Provide an exact transcription of all the records.
>> BEGIN
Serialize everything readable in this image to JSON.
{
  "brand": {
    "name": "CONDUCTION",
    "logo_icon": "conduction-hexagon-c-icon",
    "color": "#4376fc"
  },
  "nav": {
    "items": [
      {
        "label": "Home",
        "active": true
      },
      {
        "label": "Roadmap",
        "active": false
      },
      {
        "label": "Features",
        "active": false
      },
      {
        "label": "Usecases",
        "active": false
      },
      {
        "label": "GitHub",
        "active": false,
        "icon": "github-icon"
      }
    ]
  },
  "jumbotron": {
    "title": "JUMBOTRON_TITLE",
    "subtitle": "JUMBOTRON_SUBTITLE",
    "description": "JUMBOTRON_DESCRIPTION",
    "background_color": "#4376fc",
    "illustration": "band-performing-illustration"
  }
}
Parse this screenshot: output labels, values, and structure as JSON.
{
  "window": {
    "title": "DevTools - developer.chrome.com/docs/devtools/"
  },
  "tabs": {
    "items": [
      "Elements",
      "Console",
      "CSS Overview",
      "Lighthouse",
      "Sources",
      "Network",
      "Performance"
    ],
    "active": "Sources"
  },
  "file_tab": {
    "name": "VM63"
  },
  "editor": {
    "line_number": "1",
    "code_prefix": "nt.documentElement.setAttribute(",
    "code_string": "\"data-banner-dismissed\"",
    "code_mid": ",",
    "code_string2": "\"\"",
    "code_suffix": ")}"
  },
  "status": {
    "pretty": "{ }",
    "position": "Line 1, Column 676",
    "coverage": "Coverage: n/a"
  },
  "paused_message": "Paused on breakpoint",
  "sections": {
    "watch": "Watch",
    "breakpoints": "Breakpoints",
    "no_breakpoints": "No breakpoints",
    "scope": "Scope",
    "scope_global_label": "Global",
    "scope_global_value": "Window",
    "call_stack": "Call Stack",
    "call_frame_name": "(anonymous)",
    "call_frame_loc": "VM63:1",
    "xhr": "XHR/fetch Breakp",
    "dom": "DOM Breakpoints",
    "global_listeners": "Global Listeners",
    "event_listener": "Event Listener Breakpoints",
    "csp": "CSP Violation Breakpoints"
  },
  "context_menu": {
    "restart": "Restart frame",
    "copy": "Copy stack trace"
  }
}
>> END
ANSWER TO THE TASK ->
Serialize everything readable in this image to JSON.
{
  "brand": {
    "name": "CONDUCTION",
    "logo_icon": "conduction-hexagon-c-icon",
    "color": "#4376fc"
  },
  "nav": {
    "items": [
      {
        "label": "Home",
        "active": true
      },
      {
        "label": "Roadmap",
        "active": false
      },
      {
        "label": "Features",
        "active": false
      },
      {
        "label": "Usecases",
        "active": false
      },
      {
        "label": "GitHub",
        "active": false,
        "icon": "github-icon"
      }
    ]
  },
  "jumbotron": {
    "title": "JUMBOTRON_TITLE",
    "subtitle": "JUMBOTRON_SUBTITLE",
    "description": "JUMBOTRON_DESCRIPTION",
    "background_color": "#4376fc",
    "illustration": "band-performing-illustration"
  }
}
Parse this screenshot: output labels, values, and structure as JSON.
{
  "window": {
    "title": "DevTools - developer.chrome.com/docs/devtools/"
  },
  "tabs": {
    "items": [
      "Elements",
      "Console",
      "CSS Overview",
      "Lighthouse",
      "Sources",
      "Network",
      "Performance"
    ],
    "active": "Sources"
  },
  "file_tab": {
    "name": "VM63"
  },
  "editor": {
    "line_number": "1",
    "code_prefix": "nt.documentElement.setAttribute(",
    "code_string": "\"data-banner-dismissed\"",
    "code_mid": ",",
    "code_string2": "\"\"",
    "code_suffix": ")}"
  },
  "status": {
    "pretty": "{ }",
    "position": "Line 1, Column 676",
    "coverage": "Coverage: n/a"
  },
  "paused_message": "Paused on breakpoint",
  "sections": {
    "watch": "Watch",
    "breakpoints": "Breakpoints",
    "no_breakpoints": "No breakpoints",
    "scope": "Scope",
    "scope_global_label": "Global",
    "scope_global_value": "Window",
    "call_stack": "Call Stack",
    "call_frame_name": "(anonymous)",
    "call_frame_loc": "VM63:1",
    "xhr": "XHR/fetch Breakp",
    "dom": "DOM Breakpoints",
    "global_listeners": "Global Listeners",
    "event_listener": "Event Listener Breakpoints",
    "csp": "CSP Violation Breakpoints"
  },
  "context_menu": {
    "restart": "Restart frame",
    "copy": "Copy stack trace"
  }
}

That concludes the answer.